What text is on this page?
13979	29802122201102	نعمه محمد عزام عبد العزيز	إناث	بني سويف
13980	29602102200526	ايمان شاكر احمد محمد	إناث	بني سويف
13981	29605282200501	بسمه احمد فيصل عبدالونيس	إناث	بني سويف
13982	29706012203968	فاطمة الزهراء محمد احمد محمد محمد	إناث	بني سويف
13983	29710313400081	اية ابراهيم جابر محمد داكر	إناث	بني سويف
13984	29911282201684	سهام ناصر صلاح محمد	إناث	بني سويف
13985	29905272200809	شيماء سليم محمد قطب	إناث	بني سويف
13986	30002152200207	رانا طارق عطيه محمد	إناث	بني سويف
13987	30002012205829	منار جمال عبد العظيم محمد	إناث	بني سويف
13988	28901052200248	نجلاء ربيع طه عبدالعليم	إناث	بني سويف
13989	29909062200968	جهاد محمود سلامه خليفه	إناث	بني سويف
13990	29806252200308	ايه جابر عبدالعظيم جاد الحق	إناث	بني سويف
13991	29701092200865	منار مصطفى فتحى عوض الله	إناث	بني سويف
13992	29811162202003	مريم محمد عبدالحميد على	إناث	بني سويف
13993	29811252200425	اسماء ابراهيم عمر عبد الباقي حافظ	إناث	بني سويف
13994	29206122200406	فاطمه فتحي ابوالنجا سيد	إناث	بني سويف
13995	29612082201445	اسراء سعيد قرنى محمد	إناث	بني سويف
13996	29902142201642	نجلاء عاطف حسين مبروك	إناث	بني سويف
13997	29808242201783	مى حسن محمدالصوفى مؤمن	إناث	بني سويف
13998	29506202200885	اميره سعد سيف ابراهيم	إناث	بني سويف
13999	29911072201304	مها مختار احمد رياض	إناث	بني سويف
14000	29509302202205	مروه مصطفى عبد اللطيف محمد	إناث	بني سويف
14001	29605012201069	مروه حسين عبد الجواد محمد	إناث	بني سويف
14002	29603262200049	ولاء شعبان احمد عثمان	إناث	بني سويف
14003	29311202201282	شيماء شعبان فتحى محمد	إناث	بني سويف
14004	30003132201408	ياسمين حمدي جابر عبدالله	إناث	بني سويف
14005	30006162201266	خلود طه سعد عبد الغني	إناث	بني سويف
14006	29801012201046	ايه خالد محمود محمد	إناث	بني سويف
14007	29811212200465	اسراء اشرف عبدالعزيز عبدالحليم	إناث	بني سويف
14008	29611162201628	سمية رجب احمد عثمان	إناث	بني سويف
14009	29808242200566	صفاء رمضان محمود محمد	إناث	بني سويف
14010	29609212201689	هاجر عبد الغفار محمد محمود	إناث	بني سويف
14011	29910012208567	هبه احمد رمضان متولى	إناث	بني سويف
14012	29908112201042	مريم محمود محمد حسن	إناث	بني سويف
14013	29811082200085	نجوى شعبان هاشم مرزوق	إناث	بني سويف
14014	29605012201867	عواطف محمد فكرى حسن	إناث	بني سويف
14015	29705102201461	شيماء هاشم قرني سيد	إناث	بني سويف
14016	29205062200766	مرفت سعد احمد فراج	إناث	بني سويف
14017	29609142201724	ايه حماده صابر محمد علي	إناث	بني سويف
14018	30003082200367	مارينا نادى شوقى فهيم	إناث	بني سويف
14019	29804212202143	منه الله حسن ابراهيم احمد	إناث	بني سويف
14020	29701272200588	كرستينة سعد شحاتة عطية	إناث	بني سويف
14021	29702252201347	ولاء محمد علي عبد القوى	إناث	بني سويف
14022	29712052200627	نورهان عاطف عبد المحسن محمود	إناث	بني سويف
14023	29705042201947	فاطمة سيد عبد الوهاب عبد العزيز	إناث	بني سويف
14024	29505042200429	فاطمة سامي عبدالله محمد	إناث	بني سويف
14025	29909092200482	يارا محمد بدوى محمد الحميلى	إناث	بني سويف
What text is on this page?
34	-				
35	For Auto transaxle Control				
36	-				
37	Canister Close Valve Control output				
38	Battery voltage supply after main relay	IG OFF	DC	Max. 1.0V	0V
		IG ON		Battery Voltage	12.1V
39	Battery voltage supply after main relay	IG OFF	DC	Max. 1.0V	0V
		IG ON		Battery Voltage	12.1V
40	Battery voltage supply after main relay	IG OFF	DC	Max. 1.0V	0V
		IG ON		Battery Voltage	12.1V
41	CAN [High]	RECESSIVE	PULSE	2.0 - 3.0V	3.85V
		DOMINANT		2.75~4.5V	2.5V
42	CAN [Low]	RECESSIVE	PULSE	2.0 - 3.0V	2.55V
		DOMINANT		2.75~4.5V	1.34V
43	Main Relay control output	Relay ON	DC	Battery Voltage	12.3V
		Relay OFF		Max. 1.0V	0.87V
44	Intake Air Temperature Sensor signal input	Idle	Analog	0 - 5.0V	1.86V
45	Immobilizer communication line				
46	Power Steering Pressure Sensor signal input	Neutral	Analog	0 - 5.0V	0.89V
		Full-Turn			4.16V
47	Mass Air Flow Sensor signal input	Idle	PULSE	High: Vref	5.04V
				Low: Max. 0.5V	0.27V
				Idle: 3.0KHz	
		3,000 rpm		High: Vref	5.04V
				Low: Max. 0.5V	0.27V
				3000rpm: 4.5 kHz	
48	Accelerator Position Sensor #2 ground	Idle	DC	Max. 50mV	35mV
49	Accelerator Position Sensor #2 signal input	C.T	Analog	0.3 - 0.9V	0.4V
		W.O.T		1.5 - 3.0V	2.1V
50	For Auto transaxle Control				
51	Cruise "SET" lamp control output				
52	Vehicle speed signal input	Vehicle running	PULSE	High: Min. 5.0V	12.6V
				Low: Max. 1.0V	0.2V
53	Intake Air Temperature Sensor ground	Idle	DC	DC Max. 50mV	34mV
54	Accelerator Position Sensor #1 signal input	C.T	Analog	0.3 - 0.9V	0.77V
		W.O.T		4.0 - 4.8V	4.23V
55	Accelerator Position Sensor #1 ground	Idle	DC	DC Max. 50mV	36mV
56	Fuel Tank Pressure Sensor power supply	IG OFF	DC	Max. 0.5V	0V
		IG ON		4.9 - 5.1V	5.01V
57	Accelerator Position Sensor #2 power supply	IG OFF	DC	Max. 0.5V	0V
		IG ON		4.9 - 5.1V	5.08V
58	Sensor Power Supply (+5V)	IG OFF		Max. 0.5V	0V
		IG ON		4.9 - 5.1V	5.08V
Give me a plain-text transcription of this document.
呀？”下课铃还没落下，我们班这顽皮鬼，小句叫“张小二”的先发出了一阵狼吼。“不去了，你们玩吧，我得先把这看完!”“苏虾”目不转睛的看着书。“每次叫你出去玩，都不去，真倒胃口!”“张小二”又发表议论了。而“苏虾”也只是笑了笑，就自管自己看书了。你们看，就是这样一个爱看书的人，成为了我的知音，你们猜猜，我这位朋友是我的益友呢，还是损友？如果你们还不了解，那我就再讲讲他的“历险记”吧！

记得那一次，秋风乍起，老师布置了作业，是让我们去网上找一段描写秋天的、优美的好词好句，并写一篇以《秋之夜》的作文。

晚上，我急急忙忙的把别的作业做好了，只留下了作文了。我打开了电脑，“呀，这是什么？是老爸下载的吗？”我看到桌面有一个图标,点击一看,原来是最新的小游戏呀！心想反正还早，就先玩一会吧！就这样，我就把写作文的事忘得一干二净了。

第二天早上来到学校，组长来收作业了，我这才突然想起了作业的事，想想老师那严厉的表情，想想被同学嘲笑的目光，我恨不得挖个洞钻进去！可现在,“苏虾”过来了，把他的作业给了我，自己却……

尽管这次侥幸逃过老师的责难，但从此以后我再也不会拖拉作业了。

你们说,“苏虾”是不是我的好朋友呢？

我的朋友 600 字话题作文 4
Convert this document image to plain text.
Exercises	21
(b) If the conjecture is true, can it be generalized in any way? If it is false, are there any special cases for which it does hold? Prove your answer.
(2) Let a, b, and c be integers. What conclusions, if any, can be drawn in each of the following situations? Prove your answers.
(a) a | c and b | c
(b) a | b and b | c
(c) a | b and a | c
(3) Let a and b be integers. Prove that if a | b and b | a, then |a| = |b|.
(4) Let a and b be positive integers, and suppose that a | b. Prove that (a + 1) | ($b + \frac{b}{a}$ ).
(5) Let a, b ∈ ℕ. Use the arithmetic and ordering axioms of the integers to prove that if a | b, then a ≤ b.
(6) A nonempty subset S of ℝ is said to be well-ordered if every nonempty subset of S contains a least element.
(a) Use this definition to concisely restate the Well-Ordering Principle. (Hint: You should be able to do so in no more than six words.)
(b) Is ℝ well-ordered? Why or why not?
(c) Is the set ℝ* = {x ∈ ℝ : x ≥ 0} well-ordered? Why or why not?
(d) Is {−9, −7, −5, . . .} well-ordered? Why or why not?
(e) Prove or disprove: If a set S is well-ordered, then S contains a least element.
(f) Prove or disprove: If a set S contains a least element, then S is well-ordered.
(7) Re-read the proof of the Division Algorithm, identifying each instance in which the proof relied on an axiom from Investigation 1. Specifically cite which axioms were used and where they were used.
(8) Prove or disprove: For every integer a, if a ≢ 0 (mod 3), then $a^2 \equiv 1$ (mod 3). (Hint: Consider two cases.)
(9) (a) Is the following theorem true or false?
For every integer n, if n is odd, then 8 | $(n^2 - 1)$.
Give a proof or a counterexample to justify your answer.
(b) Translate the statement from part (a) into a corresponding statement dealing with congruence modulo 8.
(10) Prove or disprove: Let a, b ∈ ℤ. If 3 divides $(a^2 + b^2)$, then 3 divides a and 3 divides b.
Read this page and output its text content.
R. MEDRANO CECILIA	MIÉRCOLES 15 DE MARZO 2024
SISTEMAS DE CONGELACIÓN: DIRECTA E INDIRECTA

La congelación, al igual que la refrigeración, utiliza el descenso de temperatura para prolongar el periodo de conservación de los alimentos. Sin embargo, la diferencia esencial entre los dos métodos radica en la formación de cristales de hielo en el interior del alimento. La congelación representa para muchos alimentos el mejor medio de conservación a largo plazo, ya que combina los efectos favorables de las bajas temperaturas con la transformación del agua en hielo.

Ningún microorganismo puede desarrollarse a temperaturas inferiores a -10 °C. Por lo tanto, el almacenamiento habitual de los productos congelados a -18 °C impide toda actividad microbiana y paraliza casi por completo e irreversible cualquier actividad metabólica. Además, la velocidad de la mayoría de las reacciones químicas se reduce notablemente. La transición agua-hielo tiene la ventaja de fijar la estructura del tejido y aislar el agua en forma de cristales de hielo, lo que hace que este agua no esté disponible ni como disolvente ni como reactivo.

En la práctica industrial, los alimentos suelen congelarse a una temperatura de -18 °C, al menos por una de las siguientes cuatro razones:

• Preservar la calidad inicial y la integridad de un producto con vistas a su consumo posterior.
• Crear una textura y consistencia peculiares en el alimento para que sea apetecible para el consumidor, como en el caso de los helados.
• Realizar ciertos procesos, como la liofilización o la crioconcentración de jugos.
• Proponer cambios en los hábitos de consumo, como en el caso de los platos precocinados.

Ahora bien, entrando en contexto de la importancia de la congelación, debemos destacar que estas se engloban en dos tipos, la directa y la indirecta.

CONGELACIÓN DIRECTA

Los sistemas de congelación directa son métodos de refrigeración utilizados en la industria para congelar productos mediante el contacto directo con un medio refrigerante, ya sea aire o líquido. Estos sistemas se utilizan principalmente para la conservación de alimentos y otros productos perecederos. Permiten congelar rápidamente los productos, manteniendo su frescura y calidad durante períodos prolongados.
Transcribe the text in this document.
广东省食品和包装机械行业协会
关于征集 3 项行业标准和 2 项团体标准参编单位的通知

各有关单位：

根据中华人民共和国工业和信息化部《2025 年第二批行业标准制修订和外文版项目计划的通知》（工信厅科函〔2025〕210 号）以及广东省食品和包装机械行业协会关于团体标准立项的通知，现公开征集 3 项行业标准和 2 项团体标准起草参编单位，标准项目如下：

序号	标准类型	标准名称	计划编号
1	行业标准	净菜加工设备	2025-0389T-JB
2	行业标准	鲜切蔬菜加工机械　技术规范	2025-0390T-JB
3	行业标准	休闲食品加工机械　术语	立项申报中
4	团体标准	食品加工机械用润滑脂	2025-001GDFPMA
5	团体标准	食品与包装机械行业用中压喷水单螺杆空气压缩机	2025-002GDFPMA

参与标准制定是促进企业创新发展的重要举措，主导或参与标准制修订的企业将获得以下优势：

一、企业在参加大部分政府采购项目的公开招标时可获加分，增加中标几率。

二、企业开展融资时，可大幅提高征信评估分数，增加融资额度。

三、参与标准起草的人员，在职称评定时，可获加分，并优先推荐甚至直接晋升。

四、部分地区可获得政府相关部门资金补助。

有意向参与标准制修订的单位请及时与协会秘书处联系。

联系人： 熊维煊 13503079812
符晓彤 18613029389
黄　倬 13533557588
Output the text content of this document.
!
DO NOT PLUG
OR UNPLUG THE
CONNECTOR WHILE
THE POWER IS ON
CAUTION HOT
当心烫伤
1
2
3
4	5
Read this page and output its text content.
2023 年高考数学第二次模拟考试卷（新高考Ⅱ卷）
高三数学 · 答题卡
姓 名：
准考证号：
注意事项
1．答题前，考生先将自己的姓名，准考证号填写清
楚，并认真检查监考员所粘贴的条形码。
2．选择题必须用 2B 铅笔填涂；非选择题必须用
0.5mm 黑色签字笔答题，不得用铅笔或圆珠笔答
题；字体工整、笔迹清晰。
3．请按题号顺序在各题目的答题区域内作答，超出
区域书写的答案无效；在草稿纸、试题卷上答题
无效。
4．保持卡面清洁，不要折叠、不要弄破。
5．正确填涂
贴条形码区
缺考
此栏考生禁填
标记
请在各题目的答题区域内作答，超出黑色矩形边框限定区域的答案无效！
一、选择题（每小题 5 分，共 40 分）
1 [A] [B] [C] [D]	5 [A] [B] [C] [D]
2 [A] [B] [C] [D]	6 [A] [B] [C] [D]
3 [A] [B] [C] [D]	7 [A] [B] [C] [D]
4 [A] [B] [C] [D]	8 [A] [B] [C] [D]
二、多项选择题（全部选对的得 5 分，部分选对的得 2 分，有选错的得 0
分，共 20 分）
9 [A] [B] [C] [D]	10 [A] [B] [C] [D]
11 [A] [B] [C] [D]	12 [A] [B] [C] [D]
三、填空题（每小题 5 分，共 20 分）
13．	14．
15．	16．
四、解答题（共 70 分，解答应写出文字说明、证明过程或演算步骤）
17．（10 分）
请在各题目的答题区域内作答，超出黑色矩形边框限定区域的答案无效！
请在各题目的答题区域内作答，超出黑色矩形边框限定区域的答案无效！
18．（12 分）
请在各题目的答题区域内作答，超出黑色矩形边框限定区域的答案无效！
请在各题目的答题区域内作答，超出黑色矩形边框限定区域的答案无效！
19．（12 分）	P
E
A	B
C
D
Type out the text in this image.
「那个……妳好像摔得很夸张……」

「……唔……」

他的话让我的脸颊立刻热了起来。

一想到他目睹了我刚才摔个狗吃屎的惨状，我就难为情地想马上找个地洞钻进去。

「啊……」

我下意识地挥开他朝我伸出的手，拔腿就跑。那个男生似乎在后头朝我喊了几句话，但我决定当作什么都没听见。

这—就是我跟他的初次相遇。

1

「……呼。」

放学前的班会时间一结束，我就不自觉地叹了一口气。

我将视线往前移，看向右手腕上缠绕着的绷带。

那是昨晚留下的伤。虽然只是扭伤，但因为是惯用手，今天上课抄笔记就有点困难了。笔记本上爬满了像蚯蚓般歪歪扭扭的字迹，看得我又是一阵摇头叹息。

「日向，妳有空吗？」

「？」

*Brief*.
From the line containing "Output the text content of this document." through the final line of the listing above, retype every line exactly; leave out everything else.

*Solved exercise*.
Output the text content of this document.
!
DO NOT PLUG
OR UNPLUG THE
CONNECTOR WHILE
THE POWER IS ON
CAUTION HOT
当心烫伤
1
2
3
4	5
Read this page and output its text content.
2023 年高考数学第二次模拟考试卷（新高考Ⅱ卷）
高三数学 · 答题卡
姓 名：
准考证号：
注意事项
1．答题前，考生先将自己的姓名，准考证号填写清
楚，并认真检查监考员所粘贴的条形码。
2．选择题必须用 2B 铅笔填涂；非选择题必须用
0.5mm 黑色签字笔答题，不得用铅笔或圆珠笔答
题；字体工整、笔迹清晰。
3．请按题号顺序在各题目的答题区域内作答，超出
区域书写的答案无效；在草稿纸、试题卷上答题
无效。
4．保持卡面清洁，不要折叠、不要弄破。
5．正确填涂
贴条形码区
缺考
此栏考生禁填
标记
请在各题目的答题区域内作答，超出黑色矩形边框限定区域的答案无效！
一、选择题（每小题 5 分，共 40 分）
1 [A] [B] [C] [D]	5 [A] [B] [C] [D]
2 [A] [B] [C] [D]	6 [A] [B] [C] [D]
3 [A] [B] [C] [D]	7 [A] [B] [C] [D]
4 [A] [B] [C] [D]	8 [A] [B] [C] [D]
二、多项选择题（全部选对的得 5 分，部分选对的得 2 分，有选错的得 0
分，共 20 分）
9 [A] [B] [C] [D]	10 [A] [B] [C] [D]
11 [A] [B] [C] [D]	12 [A] [B] [C] [D]
三、填空题（每小题 5 分，共 20 分）
13．	14．
15．	16．
四、解答题（共 70 分，解答应写出文字说明、证明过程或演算步骤）
17．（10 分）
请在各题目的答题区域内作答，超出黑色矩形边框限定区域的答案无效！
请在各题目的答题区域内作答，超出黑色矩形边框限定区域的答案无效！
18．（12 分）
请在各题目的答题区域内作答，超出黑色矩形边框限定区域的答案无效！
请在各题目的答题区域内作答，超出黑色矩形边框限定区域的答案无效！
19．（12 分）	P
E
A	B
C
D
Type out the text in this image.
「那个……妳好像摔得很夸张……」

「……唔……」

他的话让我的脸颊立刻热了起来。

一想到他目睹了我刚才摔个狗吃屎的惨状，我就难为情地想马上找个地洞钻进去。

「啊……」

我下意识地挥开他朝我伸出的手，拔腿就跑。那个男生似乎在后头朝我喊了几句话，但我决定当作什么都没听见。

这—就是我跟他的初次相遇。

1

「……呼。」

放学前的班会时间一结束，我就不自觉地叹了一口气。

我将视线往前移，看向右手腕上缠绕着的绷带。

那是昨晚留下的伤。虽然只是扭伤，但因为是惯用手，今天上课抄笔记就有点困难了。笔记本上爬满了像蚯蚓般歪歪扭扭的字迹，看得我又是一阵摇头叹息。

「日向，妳有空吗？」

「？」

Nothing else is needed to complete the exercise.